Data excerpts
○ ○ ○

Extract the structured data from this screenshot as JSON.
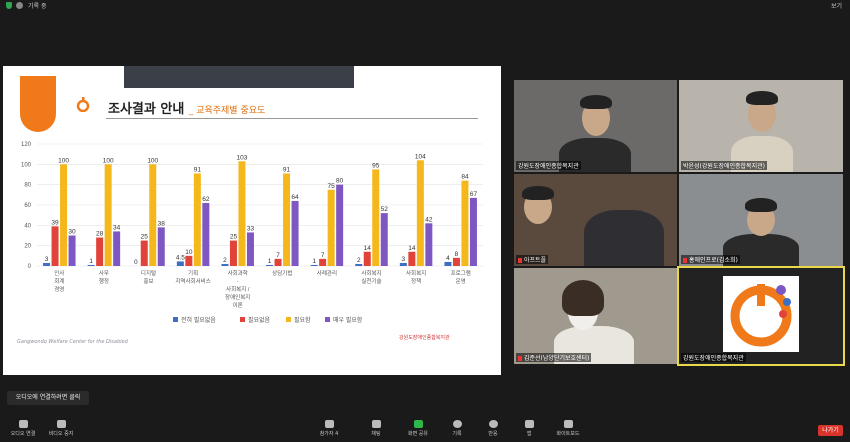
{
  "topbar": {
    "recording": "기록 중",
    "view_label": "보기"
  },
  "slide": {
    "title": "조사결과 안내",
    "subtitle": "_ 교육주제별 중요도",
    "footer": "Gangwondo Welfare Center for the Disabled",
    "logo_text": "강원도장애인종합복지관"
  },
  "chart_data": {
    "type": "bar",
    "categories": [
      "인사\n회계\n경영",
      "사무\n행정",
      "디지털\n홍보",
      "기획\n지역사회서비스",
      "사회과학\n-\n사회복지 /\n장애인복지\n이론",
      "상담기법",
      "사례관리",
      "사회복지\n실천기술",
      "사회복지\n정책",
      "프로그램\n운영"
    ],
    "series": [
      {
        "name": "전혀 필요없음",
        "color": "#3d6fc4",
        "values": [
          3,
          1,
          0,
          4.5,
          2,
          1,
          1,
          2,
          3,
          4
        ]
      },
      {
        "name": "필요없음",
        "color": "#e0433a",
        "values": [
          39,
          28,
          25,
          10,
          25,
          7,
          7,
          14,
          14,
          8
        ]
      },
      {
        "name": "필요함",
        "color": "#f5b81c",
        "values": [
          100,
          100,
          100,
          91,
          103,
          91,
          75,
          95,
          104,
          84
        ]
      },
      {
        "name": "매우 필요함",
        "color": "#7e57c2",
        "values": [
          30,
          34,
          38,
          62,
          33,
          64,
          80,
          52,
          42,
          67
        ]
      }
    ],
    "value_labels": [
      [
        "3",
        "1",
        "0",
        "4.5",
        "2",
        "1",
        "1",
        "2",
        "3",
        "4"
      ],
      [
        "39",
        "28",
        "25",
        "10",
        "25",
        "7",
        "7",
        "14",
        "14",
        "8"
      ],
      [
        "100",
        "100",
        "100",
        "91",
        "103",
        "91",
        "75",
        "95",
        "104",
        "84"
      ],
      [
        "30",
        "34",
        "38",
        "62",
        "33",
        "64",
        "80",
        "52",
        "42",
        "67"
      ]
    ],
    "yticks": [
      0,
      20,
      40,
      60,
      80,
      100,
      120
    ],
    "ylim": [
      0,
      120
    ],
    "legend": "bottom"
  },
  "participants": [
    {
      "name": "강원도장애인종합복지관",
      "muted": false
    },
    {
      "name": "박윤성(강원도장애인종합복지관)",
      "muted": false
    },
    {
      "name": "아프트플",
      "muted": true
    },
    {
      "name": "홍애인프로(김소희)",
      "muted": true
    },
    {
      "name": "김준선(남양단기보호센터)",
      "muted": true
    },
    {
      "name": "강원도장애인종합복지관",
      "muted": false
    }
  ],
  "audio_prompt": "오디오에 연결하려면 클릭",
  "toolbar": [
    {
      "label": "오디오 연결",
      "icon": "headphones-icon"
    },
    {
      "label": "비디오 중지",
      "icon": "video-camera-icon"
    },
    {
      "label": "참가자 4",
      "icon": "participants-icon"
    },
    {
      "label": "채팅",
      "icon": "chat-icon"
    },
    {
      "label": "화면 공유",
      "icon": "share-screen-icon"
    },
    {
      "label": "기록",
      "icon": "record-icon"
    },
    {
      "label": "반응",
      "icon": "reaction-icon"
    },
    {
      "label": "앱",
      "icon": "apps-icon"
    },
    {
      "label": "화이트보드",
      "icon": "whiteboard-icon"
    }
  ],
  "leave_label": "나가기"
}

○ ○ ○

REQUIRED TASK: Identify every line where the string "강원도장애인종합복지관" appears.

COMPLETE RESPONSE:
    "logo_text": "강원도장애인종합복지관"
      "name": "강원도장애인종합복지관",
      "name": "박윤성(강원도장애인종합복지관)",
      "name": "강원도장애인종합복지관",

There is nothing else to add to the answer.